■ YOUR OBJECTIVE
Below is a set of records; restate each one word for word.

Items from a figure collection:
========================================================================

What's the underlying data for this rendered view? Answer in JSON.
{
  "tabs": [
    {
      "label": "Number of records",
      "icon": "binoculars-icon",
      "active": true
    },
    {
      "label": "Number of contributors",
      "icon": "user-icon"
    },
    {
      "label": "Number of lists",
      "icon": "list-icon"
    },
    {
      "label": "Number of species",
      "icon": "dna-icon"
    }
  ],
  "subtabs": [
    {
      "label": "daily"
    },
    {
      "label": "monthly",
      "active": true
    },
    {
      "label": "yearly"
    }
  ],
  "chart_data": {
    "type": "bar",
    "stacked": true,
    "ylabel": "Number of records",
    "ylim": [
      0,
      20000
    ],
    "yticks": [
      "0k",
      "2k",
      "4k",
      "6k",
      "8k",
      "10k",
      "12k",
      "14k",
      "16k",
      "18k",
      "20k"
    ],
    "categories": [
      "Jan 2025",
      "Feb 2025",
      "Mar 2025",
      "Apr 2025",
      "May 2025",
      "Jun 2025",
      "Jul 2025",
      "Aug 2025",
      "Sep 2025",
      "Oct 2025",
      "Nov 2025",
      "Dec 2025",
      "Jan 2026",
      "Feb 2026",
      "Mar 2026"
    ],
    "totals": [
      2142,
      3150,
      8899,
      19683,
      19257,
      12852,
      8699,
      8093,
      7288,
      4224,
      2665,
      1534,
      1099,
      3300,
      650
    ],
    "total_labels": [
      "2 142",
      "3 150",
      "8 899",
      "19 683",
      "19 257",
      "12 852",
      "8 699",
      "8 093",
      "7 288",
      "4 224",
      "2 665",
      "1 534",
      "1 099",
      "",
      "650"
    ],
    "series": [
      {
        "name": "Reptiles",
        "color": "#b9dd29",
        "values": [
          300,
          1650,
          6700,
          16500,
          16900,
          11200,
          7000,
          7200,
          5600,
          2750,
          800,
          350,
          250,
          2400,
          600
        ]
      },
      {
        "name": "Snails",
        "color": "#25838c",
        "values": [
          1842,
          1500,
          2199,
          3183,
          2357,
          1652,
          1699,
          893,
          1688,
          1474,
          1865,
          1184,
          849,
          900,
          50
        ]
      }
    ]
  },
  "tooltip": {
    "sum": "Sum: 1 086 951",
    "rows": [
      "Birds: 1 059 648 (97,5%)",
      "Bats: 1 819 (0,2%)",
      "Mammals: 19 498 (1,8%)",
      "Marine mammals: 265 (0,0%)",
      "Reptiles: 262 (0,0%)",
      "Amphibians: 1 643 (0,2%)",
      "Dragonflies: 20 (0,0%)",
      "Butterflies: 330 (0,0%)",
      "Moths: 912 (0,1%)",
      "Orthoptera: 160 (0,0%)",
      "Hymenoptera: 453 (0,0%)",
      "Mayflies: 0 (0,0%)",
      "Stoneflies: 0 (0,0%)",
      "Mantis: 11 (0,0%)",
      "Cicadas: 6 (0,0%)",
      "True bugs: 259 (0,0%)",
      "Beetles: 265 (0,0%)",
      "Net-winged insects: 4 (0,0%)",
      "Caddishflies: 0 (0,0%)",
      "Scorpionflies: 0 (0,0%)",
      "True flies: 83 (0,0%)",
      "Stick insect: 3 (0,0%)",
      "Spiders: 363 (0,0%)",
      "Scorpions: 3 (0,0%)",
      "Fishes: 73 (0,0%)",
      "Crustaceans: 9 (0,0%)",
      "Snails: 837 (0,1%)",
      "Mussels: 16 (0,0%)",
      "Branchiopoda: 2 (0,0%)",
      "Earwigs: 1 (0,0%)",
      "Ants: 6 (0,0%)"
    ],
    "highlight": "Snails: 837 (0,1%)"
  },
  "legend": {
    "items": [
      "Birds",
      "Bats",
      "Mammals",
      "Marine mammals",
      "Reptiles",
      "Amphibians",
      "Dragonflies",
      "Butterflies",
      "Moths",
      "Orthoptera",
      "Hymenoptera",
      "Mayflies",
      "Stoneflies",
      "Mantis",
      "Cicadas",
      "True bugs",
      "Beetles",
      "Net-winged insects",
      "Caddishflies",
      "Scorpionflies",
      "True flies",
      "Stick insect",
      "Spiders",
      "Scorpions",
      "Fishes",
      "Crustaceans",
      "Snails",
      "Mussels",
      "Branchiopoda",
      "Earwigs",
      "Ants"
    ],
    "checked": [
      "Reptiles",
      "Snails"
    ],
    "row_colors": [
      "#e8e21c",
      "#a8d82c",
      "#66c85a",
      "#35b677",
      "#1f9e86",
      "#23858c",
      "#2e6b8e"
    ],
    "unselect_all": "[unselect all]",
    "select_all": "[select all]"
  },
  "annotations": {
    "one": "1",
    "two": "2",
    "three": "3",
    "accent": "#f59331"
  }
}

========================================================================

■ RESPONSE BELOW
What's the underlying data for this rendered view? Answer in JSON.
{
  "tabs": [
    {
      "label": "Number of records",
      "icon": "binoculars-icon",
      "active": true
    },
    {
      "label": "Number of contributors",
      "icon": "user-icon"
    },
    {
      "label": "Number of lists",
      "icon": "list-icon"
    },
    {
      "label": "Number of species",
      "icon": "dna-icon"
    }
  ],
  "subtabs": [
    {
      "label": "daily"
    },
    {
      "label": "monthly",
      "active": true
    },
    {
      "label": "yearly"
    }
  ],
  "chart_data": {
    "type": "bar",
    "stacked": true,
    "ylabel": "Number of records",
    "ylim": [
      0,
      20000
    ],
    "yticks": [
      "0k",
      "2k",
      "4k",
      "6k",
      "8k",
      "10k",
      "12k",
      "14k",
      "16k",
      "18k",
      "20k"
    ],
    "categories": [
      "Jan 2025",
      "Feb 2025",
      "Mar 2025",
      "Apr 2025",
      "May 2025",
      "Jun 2025",
      "Jul 2025",
      "Aug 2025",
      "Sep 2025",
      "Oct 2025",
      "Nov 2025",
      "Dec 2025",
      "Jan 2026",
      "Feb 2026",
      "Mar 2026"
    ],
    "totals": [
      2142,
      3150,
      8899,
      19683,
      19257,
      12852,
      8699,
      8093,
      7288,
      4224,
      2665,
      1534,
      1099,
      3300,
      650
    ],
    "total_labels": [
      "2 142",
      "3 150",
      "8 899",
      "19 683",
      "19 257",
      "12 852",
      "8 699",
      "8 093",
      "7 288",
      "4 224",
      "2 665",
      "1 534",
      "1 099",
      "",
      "650"
    ],
    "series": [
      {
        "name": "Reptiles",
        "color": "#b9dd29",
        "values": [
          300,
          1650,
          6700,
          16500,
          16900,
          11200,
          7000,
          7200,
          5600,
          2750,
          800,
          350,
          250,
          2400,
          600
        ]
      },
      {
        "name": "Snails",
        "color": "#25838c",
        "values": [
          1842,
          1500,
          2199,
          3183,
          2357,
          1652,
          1699,
          893,
          1688,
          1474,
          1865,
          1184,
          849,
          900,
          50
        ]
      }
    ]
  },
  "tooltip": {
    "sum": "Sum: 1 086 951",
    "rows": [
      "Birds: 1 059 648 (97,5%)",
      "Bats: 1 819 (0,2%)",
      "Mammals: 19 498 (1,8%)",
      "Marine mammals: 265 (0,0%)",
      "Reptiles: 262 (0,0%)",
      "Amphibians: 1 643 (0,2%)",
      "Dragonflies: 20 (0,0%)",
      "Butterflies: 330 (0,0%)",
      "Moths: 912 (0,1%)",
      "Orthoptera: 160 (0,0%)",
      "Hymenoptera: 453 (0,0%)",
      "Mayflies: 0 (0,0%)",
      "Stoneflies: 0 (0,0%)",
      "Mantis: 11 (0,0%)",
      "Cicadas: 6 (0,0%)",
      "True bugs: 259 (0,0%)",
      "Beetles: 265 (0,0%)",
      "Net-winged insects: 4 (0,0%)",
      "Caddishflies: 0 (0,0%)",
      "Scorpionflies: 0 (0,0%)",
      "True flies: 83 (0,0%)",
      "Stick insect: 3 (0,0%)",
      "Spiders: 363 (0,0%)",
      "Scorpions: 3 (0,0%)",
      "Fishes: 73 (0,0%)",
      "Crustaceans: 9 (0,0%)",
      "Snails: 837 (0,1%)",
      "Mussels: 16 (0,0%)",
      "Branchiopoda: 2 (0,0%)",
      "Earwigs: 1 (0,0%)",
      "Ants: 6 (0,0%)"
    ],
    "highlight": "Snails: 837 (0,1%)"
  },
  "legend": {
    "items": [
      "Birds",
      "Bats",
      "Mammals",
      "Marine mammals",
      "Reptiles",
      "Amphibians",
      "Dragonflies",
      "Butterflies",
      "Moths",
      "Orthoptera",
      "Hymenoptera",
      "Mayflies",
      "Stoneflies",
      "Mantis",
      "Cicadas",
      "True bugs",
      "Beetles",
      "Net-winged insects",
      "Caddishflies",
      "Scorpionflies",
      "True flies",
      "Stick insect",
      "Spiders",
      "Scorpions",
      "Fishes",
      "Crustaceans",
      "Snails",
      "Mussels",
      "Branchiopoda",
      "Earwigs",
      "Ants"
    ],
    "checked": [
      "Reptiles",
      "Snails"
    ],
    "row_colors": [
      "#e8e21c",
      "#a8d82c",
      "#66c85a",
      "#35b677",
      "#1f9e86",
      "#23858c",
      "#2e6b8e"
    ],
    "unselect_all": "[unselect all]",
    "select_all": "[select all]"
  },
  "annotations": {
    "one": "1",
    "two": "2",
    "three": "3",
    "accent": "#f59331"
  }
}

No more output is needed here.